DIRECTIONS:
Reproduce the entire listing word for word.

Figure record listings:
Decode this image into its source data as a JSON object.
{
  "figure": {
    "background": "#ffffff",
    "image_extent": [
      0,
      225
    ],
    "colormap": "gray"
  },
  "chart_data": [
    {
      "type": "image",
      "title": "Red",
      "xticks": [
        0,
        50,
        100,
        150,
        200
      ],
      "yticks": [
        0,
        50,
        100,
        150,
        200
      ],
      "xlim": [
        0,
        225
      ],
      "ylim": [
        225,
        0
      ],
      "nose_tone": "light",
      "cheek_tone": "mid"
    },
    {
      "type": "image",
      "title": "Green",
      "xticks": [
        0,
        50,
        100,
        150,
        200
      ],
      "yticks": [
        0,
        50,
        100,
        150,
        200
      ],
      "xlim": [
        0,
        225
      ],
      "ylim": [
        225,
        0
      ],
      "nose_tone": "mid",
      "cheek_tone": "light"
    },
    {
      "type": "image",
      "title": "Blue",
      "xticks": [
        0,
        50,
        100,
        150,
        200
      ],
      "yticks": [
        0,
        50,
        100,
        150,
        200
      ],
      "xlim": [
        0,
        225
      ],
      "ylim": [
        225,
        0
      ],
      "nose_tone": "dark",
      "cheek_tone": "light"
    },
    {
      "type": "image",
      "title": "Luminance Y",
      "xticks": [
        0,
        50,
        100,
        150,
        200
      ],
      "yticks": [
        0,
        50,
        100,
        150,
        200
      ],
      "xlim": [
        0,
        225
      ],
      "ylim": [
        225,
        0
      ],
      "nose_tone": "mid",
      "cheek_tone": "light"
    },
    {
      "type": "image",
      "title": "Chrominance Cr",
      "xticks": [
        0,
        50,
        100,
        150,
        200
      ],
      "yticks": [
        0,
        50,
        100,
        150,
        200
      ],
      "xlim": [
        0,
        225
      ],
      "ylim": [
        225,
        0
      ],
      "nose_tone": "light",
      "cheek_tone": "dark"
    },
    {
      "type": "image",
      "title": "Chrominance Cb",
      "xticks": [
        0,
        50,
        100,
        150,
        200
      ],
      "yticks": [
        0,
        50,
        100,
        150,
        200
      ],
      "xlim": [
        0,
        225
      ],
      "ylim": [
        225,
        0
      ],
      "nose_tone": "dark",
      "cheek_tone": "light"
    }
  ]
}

OUTPUT:
Decode this image into its source data as a JSON object.
{
  "figure": {
    "background": "#ffffff",
    "image_extent": [
      0,
      225
    ],
    "colormap": "gray"
  },
  "chart_data": [
    {
      "type": "image",
      "title": "Red",
      "xticks": [
        0,
        50,
        100,
        150,
        200
      ],
      "yticks": [
        0,
        50,
        100,
        150,
        200
      ],
      "xlim": [
        0,
        225
      ],
      "ylim": [
        225,
        0
      ],
      "nose_tone": "light",
      "cheek_tone": "mid"
    },
    {
      "type": "image",
      "title": "Green",
      "xticks": [
        0,
        50,
        100,
        150,
        200
      ],
      "yticks": [
        0,
        50,
        100,
        150,
        200
      ],
      "xlim": [
        0,
        225
      ],
      "ylim": [
        225,
        0
      ],
      "nose_tone": "mid",
      "cheek_tone": "light"
    },
    {
      "type": "image",
      "title": "Blue",
      "xticks": [
        0,
        50,
        100,
        150,
        200
      ],
      "yticks": [
        0,
        50,
        100,
        150,
        200
      ],
      "xlim": [
        0,
        225
      ],
      "ylim": [
        225,
        0
      ],
      "nose_tone": "dark",
      "cheek_tone": "light"
    },
    {
      "type": "image",
      "title": "Luminance Y",
      "xticks": [
        0,
        50,
        100,
        150,
        200
      ],
      "yticks": [
        0,
        50,
        100,
        150,
        200
      ],
      "xlim": [
        0,
        225
      ],
      "ylim": [
        225,
        0
      ],
      "nose_tone": "mid",
      "cheek_tone": "light"
    },
    {
      "type": "image",
      "title": "Chrominance Cr",
      "xticks": [
        0,
        50,
        100,
        150,
        200
      ],
      "yticks": [
        0,
        50,
        100,
        150,
        200
      ],
      "xlim": [
        0,
        225
      ],
      "ylim": [
        225,
        0
      ],
      "nose_tone": "light",
      "cheek_tone": "dark"
    },
    {
      "type": "image",
      "title": "Chrominance Cb",
      "xticks": [
        0,
        50,
        100,
        150,
        200
      ],
      "yticks": [
        0,
        50,
        100,
        150,
        200
      ],
      "xlim": [
        0,
        225
      ],
      "ylim": [
        225,
        0
      ],
      "nose_tone": "dark",
      "cheek_tone": "light"
    }
  ]
}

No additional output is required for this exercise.